Information provided:
***

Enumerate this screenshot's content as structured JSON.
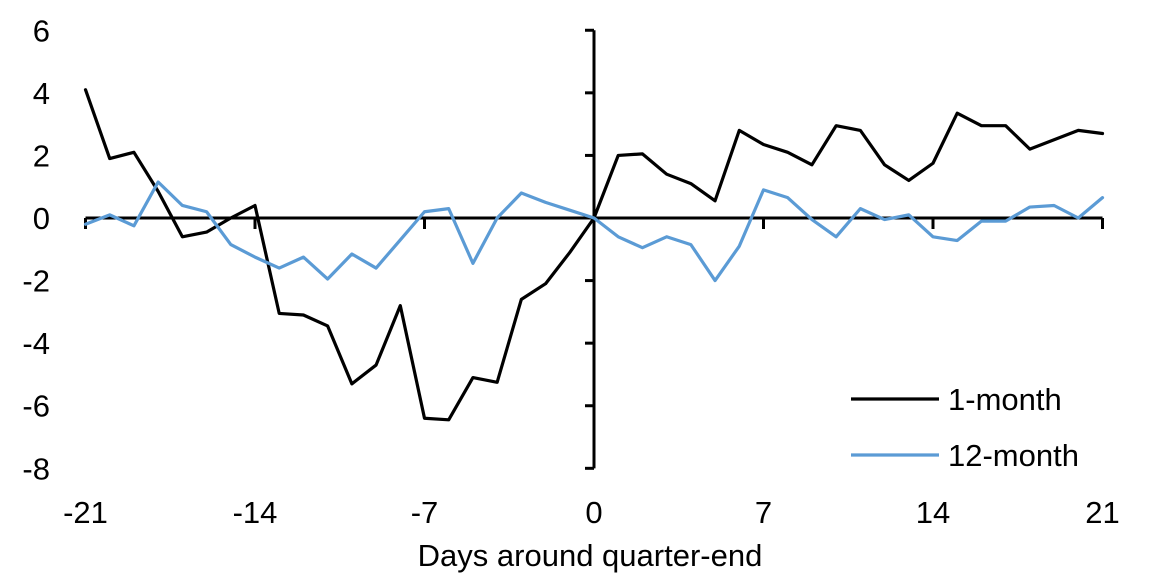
{
  "chart_data": {
    "type": "line",
    "xlabel": "Days around quarter-end",
    "xlim": [
      -21,
      21
    ],
    "ylim": [
      -8,
      6
    ],
    "x_ticks": [
      -21,
      -14,
      -7,
      0,
      7,
      14,
      21
    ],
    "y_ticks": [
      6,
      4,
      2,
      0,
      -2,
      -4,
      -6,
      -8
    ],
    "grid": false,
    "legend_position": "lower-right",
    "axis_color": "#000000",
    "x": [
      -21,
      -20,
      -19,
      -18,
      -17,
      -16,
      -15,
      -14,
      -13,
      -12,
      -11,
      -10,
      -9,
      -8,
      -7,
      -6,
      -5,
      -4,
      -3,
      -2,
      -1,
      0,
      1,
      2,
      3,
      4,
      5,
      6,
      7,
      8,
      9,
      10,
      11,
      12,
      13,
      14,
      15,
      16,
      17,
      18,
      19,
      20,
      21
    ],
    "series": [
      {
        "name": "1-month",
        "color": "#000000",
        "values": [
          4.1,
          1.9,
          2.1,
          0.85,
          -0.6,
          -0.45,
          0.0,
          0.4,
          -3.05,
          -3.1,
          -3.45,
          -5.3,
          -4.7,
          -2.8,
          -6.4,
          -6.45,
          -5.1,
          -5.25,
          -2.6,
          -2.1,
          -1.1,
          0.0,
          2.0,
          2.05,
          1.4,
          1.1,
          0.55,
          2.8,
          2.35,
          2.1,
          1.7,
          2.95,
          2.8,
          1.7,
          1.2,
          1.75,
          3.35,
          2.95,
          2.95,
          2.2,
          2.5,
          2.8,
          2.7
        ]
      },
      {
        "name": "12-month",
        "color": "#5B9BD5",
        "values": [
          -0.2,
          0.1,
          -0.25,
          1.15,
          0.4,
          0.2,
          -0.85,
          -1.25,
          -1.6,
          -1.25,
          -1.95,
          -1.15,
          -1.6,
          -0.7,
          0.2,
          0.3,
          -1.45,
          0.0,
          0.8,
          0.5,
          0.25,
          0.0,
          -0.6,
          -0.95,
          -0.6,
          -0.85,
          -2.0,
          -0.9,
          0.9,
          0.65,
          -0.05,
          -0.6,
          0.3,
          -0.05,
          0.1,
          -0.6,
          -0.72,
          -0.1,
          -0.1,
          0.35,
          0.4,
          0.0,
          0.65
        ]
      }
    ]
  }
}
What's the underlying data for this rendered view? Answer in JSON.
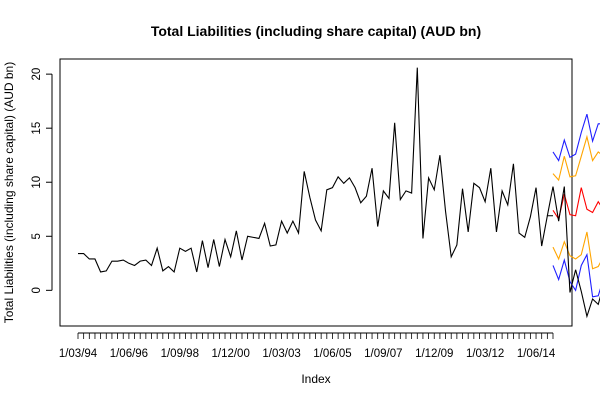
{
  "chart_data": {
    "type": "line",
    "title": "Total Liabilities (including share capital) (AUD bn)",
    "xlabel": "Index",
    "ylabel": "Total Liabilities (including share capital) (AUD bn)",
    "x_tick_labels": [
      "1/03/94",
      "1/06/96",
      "1/09/98",
      "1/12/00",
      "1/03/03",
      "1/06/05",
      "1/09/07",
      "1/12/09",
      "1/03/12",
      "1/06/14"
    ],
    "y_ticks": [
      0,
      5,
      10,
      15,
      20
    ],
    "ylim": [
      -3.3,
      21.4
    ],
    "n_index": 85,
    "series": [
      {
        "role": "observed",
        "color": "#000000",
        "values": [
          3.4,
          3.4,
          2.9,
          2.9,
          1.7,
          1.8,
          2.7,
          2.7,
          2.8,
          2.5,
          2.3,
          2.7,
          2.8,
          2.3,
          3.9,
          1.8,
          2.2,
          1.7,
          3.9,
          3.6,
          3.9,
          1.7,
          4.6,
          2.1,
          4.7,
          2.2,
          4.7,
          3.1,
          5.5,
          2.8,
          5.0,
          4.9,
          4.8,
          6.2,
          4.1,
          4.2,
          6.4,
          5.3,
          6.4,
          5.3,
          11.0,
          8.6,
          6.5,
          5.5,
          9.3,
          9.5,
          10.5,
          9.9,
          10.4,
          9.5,
          8.1,
          8.7,
          11.3,
          5.9,
          9.2,
          8.5,
          15.5,
          8.4,
          9.2,
          9.0,
          20.6,
          4.8,
          10.4,
          9.3,
          12.5,
          7.3,
          3.1,
          4.2,
          9.4,
          5.4,
          9.9,
          9.5,
          8.2,
          11.3,
          5.4,
          9.2,
          7.9,
          11.7,
          5.3,
          4.9,
          6.8,
          9.5,
          4.1,
          6.9,
          6.9
        ]
      },
      {
        "role": "holdout",
        "color": "#000000",
        "x_start": 84,
        "values": [
          6.9,
          9.6,
          6.4,
          9.6,
          -0.2,
          1.9,
          -0.1,
          -2.4,
          -0.8,
          -1.3,
          0.6,
          2.0,
          2.5
        ]
      },
      {
        "role": "point-forecast",
        "color": "#ff0000",
        "x_start": 85,
        "values": [
          7.4,
          6.6,
          8.9,
          7.0,
          6.9,
          9.5,
          7.5,
          7.2,
          8.2,
          7.4,
          7.9,
          6.8,
          7.3,
          7.4
        ]
      },
      {
        "role": "interval-80",
        "color": "#ffa500",
        "x_start": 85,
        "upper": [
          10.8,
          10.2,
          12.4,
          10.5,
          10.6,
          12.4,
          14.2,
          12.0,
          12.8,
          12.4,
          11.8,
          11.7,
          12.0,
          12.2
        ],
        "lower": [
          4.0,
          2.9,
          4.5,
          3.2,
          2.9,
          3.3,
          5.4,
          2.0,
          2.2,
          3.2,
          1.7,
          1.3,
          2.5,
          2.6
        ]
      },
      {
        "role": "interval-95",
        "color": "#1f1fff",
        "x_start": 85,
        "upper": [
          12.8,
          12.0,
          13.9,
          12.3,
          12.6,
          14.6,
          16.3,
          13.8,
          15.4,
          15.4,
          14.5,
          15.2,
          14.2,
          14.7
        ],
        "lower": [
          2.3,
          1.0,
          2.8,
          0.8,
          0.0,
          2.3,
          3.3,
          -0.6,
          -0.5,
          1.2,
          -0.5,
          -0.8,
          -0.2,
          0.1
        ]
      }
    ]
  }
}
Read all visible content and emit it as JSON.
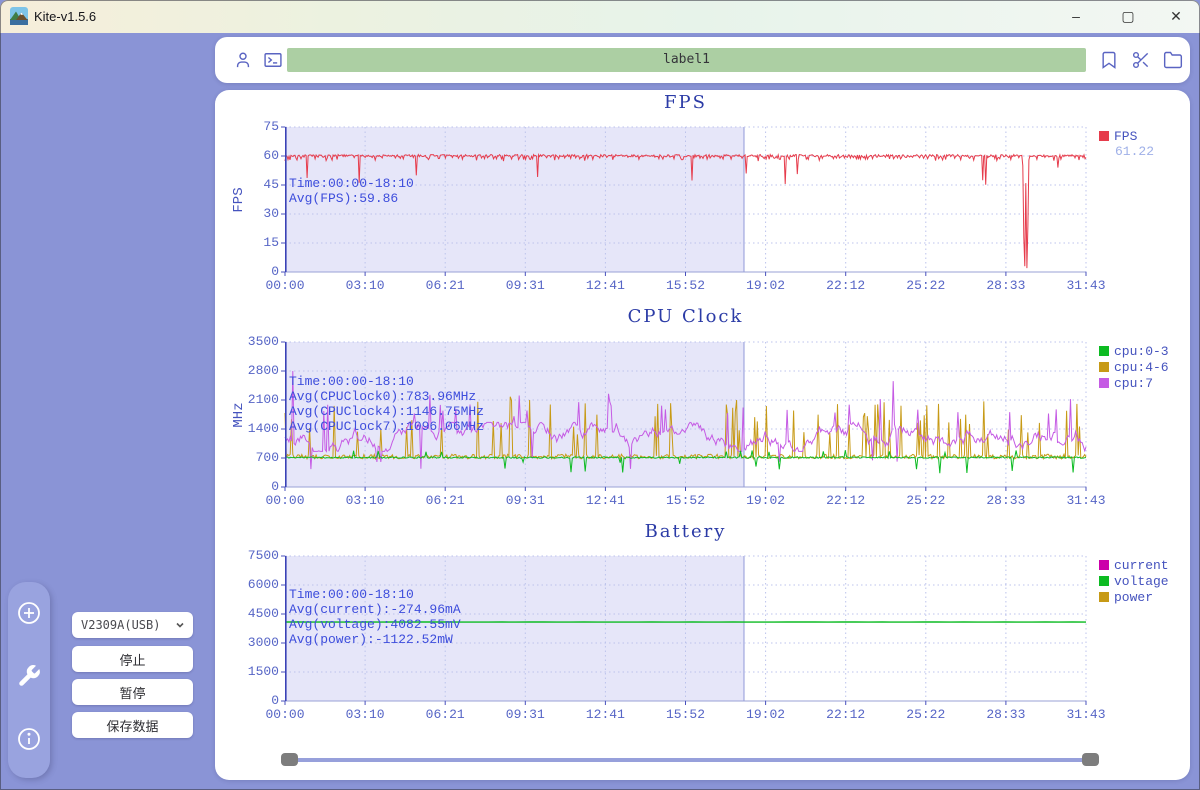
{
  "window": {
    "title": "Kite-v1.5.6",
    "controls": {
      "minimize": "–",
      "maximize": "▢",
      "close": "✕"
    }
  },
  "toolbar": {
    "icons": [
      "user-icon",
      "terminal-icon",
      "bookmark-icon",
      "scissors-icon",
      "folder-icon"
    ],
    "label_input": {
      "value": "label1"
    }
  },
  "sidebar": {
    "rail_icons": [
      "add-circle-icon",
      "wrench-icon",
      "info-circle-icon"
    ],
    "device_select": {
      "value": "V2309A(USB)"
    },
    "buttons": {
      "stop": "停止",
      "pause": "暂停",
      "save": "保存数据"
    }
  },
  "colors": {
    "background": "#8A94D6",
    "rail": "#99A3DF",
    "panel": "#FFFFFF",
    "label_field": "#ACCFA3",
    "icon_accent": "#5A64C2",
    "chart_title": "#2B3BA6",
    "tick_text": "#5665C6",
    "annotation_text": "#3D4DDC",
    "legend_text": "#4553BE",
    "legend_value": "#9FB0E8",
    "fps_line": "#E63C4C",
    "cpu03_line": "#0CBB22",
    "cpu46_line": "#C79A16",
    "cpu7_line": "#C55BE4",
    "current_line": "#CC00AA",
    "voltage_line": "#0CBB22",
    "power_line": "#C79A16",
    "highlight_fill": "#E6E6F9",
    "highlight_edge": "#9098D8",
    "grid": "#BCC3EC",
    "axis": "#3A42B6"
  },
  "chart_data": [
    {
      "type": "line",
      "title": "FPS",
      "ylabel": "FPS",
      "ylim": [
        0,
        75
      ],
      "yticks": [
        0,
        15,
        30,
        45,
        60,
        75
      ],
      "xticks": [
        "00:00",
        "03:10",
        "06:21",
        "09:31",
        "12:41",
        "15:52",
        "19:02",
        "22:12",
        "25:22",
        "28:33",
        "31:43"
      ],
      "grid": true,
      "legend_position": "right",
      "highlight_region": {
        "from": "00:00",
        "to": "18:10",
        "fraction": 0.573
      },
      "annotation": [
        "Time:00:00-18:10",
        "Avg(FPS):59.86"
      ],
      "legend": [
        {
          "label": "FPS",
          "color": "#E63C4C",
          "value": "61.22"
        }
      ],
      "series": [
        {
          "name": "FPS",
          "color": "#E63C4C",
          "avg": 59.86,
          "latest": 61.22,
          "gen": {
            "kind": "fps",
            "n": 800,
            "seed": 7,
            "base": 60.2,
            "jitter": 1.1,
            "sagProb": 0.3,
            "sag": 2.3,
            "dipProb": 0.012,
            "dipRange": [
              45,
              52
            ],
            "deepDipFrac": 0.92,
            "deepDipSeq": [
              55,
              18,
              3,
              46,
              2,
              24,
              58
            ],
            "midDipFrac": 0.871,
            "midDipVal": 47.5,
            "lateDipFrac": 0.964,
            "lateDipVal": 54
          }
        }
      ]
    },
    {
      "type": "line",
      "title": "CPU Clock",
      "ylabel": "MHz",
      "ylim": [
        0,
        3500
      ],
      "yticks": [
        0,
        700,
        1400,
        2100,
        2800,
        3500
      ],
      "xticks": [
        "00:00",
        "03:10",
        "06:21",
        "09:31",
        "12:41",
        "15:52",
        "19:02",
        "22:12",
        "25:22",
        "28:33",
        "31:43"
      ],
      "grid": true,
      "legend_position": "right",
      "highlight_region": {
        "from": "00:00",
        "to": "18:10",
        "fraction": 0.573
      },
      "annotation": [
        "Time:00:00-18:10",
        "Avg(CPUClock0):783.96MHz",
        "Avg(CPUClock4):1146.75MHz",
        "Avg(CPUClock7):1096.06MHz"
      ],
      "legend": [
        {
          "label": "cpu:0-3",
          "color": "#0CBB22"
        },
        {
          "label": "cpu:4-6",
          "color": "#C79A16"
        },
        {
          "label": "cpu:7",
          "color": "#C55BE4"
        }
      ],
      "series": [
        {
          "name": "cpu:4-6",
          "color": "#C79A16",
          "avg": 1146.75,
          "gen": {
            "kind": "spiky",
            "n": 620,
            "seed": 23,
            "base": 735,
            "jitter": 110,
            "spikeProb": 0.075,
            "spikeRange": [
              1250,
              2100
            ],
            "tallProb": 0.008,
            "tallRange": [
              2050,
              2200
            ]
          }
        },
        {
          "name": "cpu:7",
          "color": "#C55BE4",
          "avg": 1096.06,
          "gen": {
            "kind": "walk",
            "n": 620,
            "seed": 37,
            "start": 1200,
            "step": 260,
            "min": 860,
            "max": 1560,
            "spikeProb": 0.045,
            "spikeRange": [
              1700,
              2250
            ],
            "tallProb": 0.004,
            "tallRange": [
              2500,
              2800
            ],
            "initSpikeIndex": 6,
            "initSpikeValue": 2800,
            "dipProb": 0.015,
            "dipRange": [
              420,
              700
            ]
          }
        },
        {
          "name": "cpu:0-3",
          "color": "#0CBB22",
          "avg": 783.96,
          "gen": {
            "kind": "flat",
            "n": 620,
            "seed": 11,
            "base": 712,
            "jitter": 36,
            "dipProb": 0.02,
            "dipRange": [
              330,
              640
            ],
            "spikeProb": 0.015,
            "spikeRange": [
              820,
              900
            ]
          }
        }
      ]
    },
    {
      "type": "line",
      "title": "Battery",
      "ylabel": "",
      "ylim": [
        0,
        7500
      ],
      "yticks": [
        0,
        1500,
        3000,
        4500,
        6000,
        7500
      ],
      "xticks": [
        "00:00",
        "03:10",
        "06:21",
        "09:31",
        "12:41",
        "15:52",
        "19:02",
        "22:12",
        "25:22",
        "28:33",
        "31:43"
      ],
      "grid": true,
      "legend_position": "right",
      "highlight_region": {
        "from": "00:00",
        "to": "18:10",
        "fraction": 0.573
      },
      "annotation": [
        "Time:00:00-18:10",
        "Avg(current):-274.96mA",
        "Avg(voltage):4082.55mV",
        "Avg(power):-1122.52mW"
      ],
      "legend": [
        {
          "label": "current",
          "color": "#CC00AA"
        },
        {
          "label": "voltage",
          "color": "#0CBB22"
        },
        {
          "label": "power",
          "color": "#C79A16"
        }
      ],
      "series": [
        {
          "name": "voltage",
          "color": "#0CBB22",
          "avg": 4082.55,
          "gen": {
            "kind": "const",
            "n": 60,
            "seed": 5,
            "value": 4083,
            "jitter": 6
          }
        },
        {
          "name": "current",
          "color": "#CC00AA",
          "avg": -274.96,
          "gen": {
            "kind": "offscreen"
          }
        },
        {
          "name": "power",
          "color": "#C79A16",
          "avg": -1122.52,
          "gen": {
            "kind": "offscreen"
          }
        }
      ]
    }
  ]
}
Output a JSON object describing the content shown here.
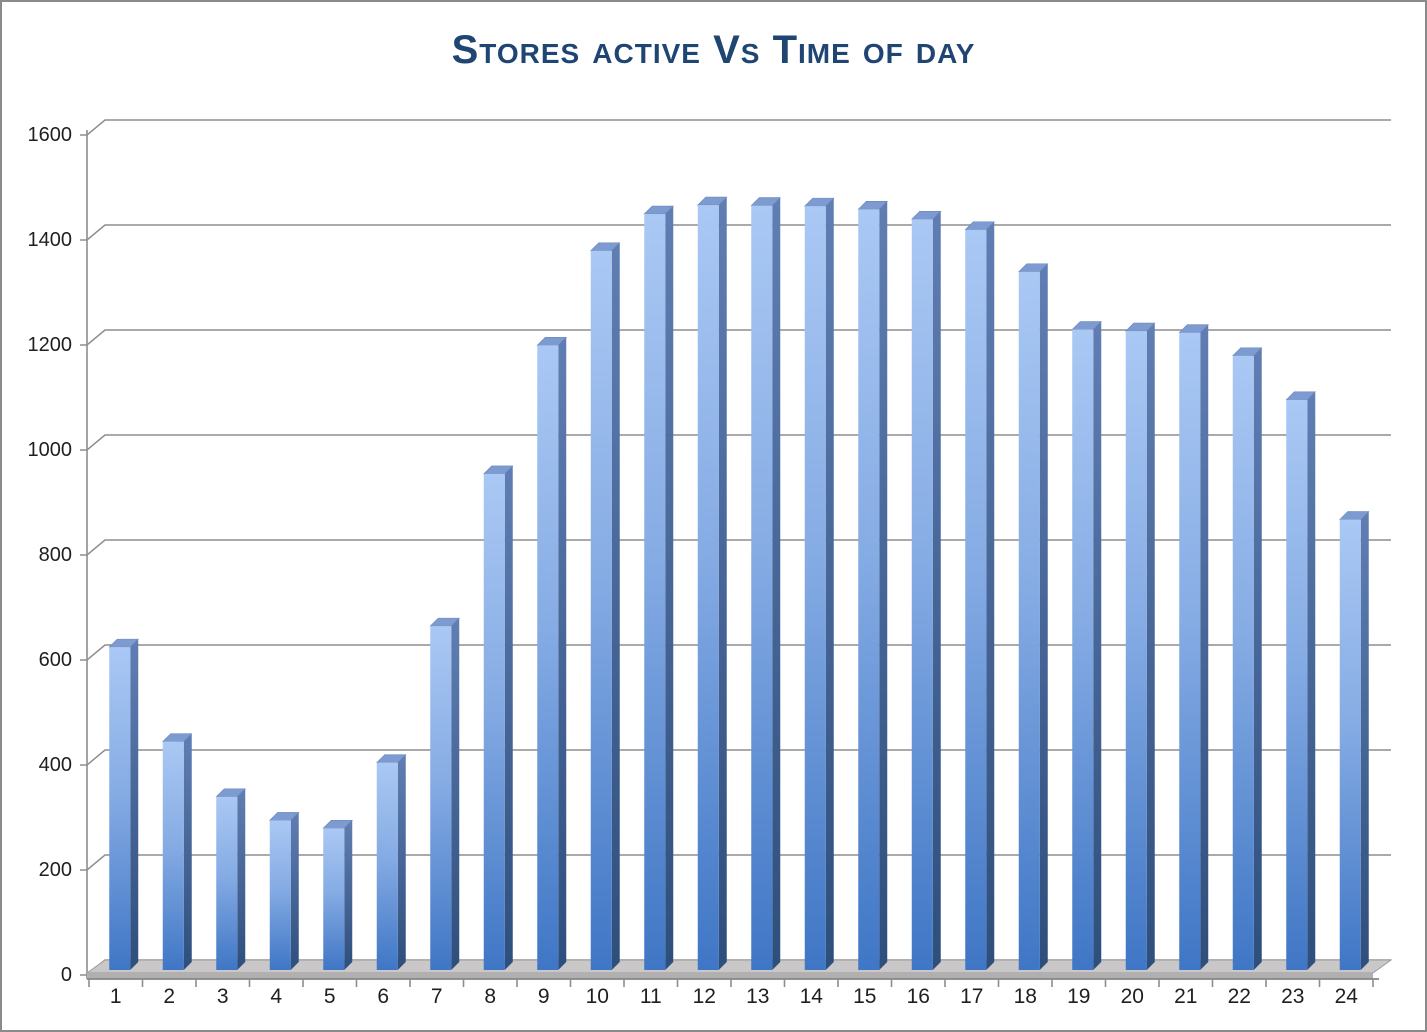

***

What is expected: Which lines include the word "kind"? Copy every one of them.

Written solution:
            "kind": "fps",
            "kind": "spiky",
            "kind": "walk",
            "kind": "flat",
            "kind": "const",
            "kind": "offscreen"
            "kind": "offscreen"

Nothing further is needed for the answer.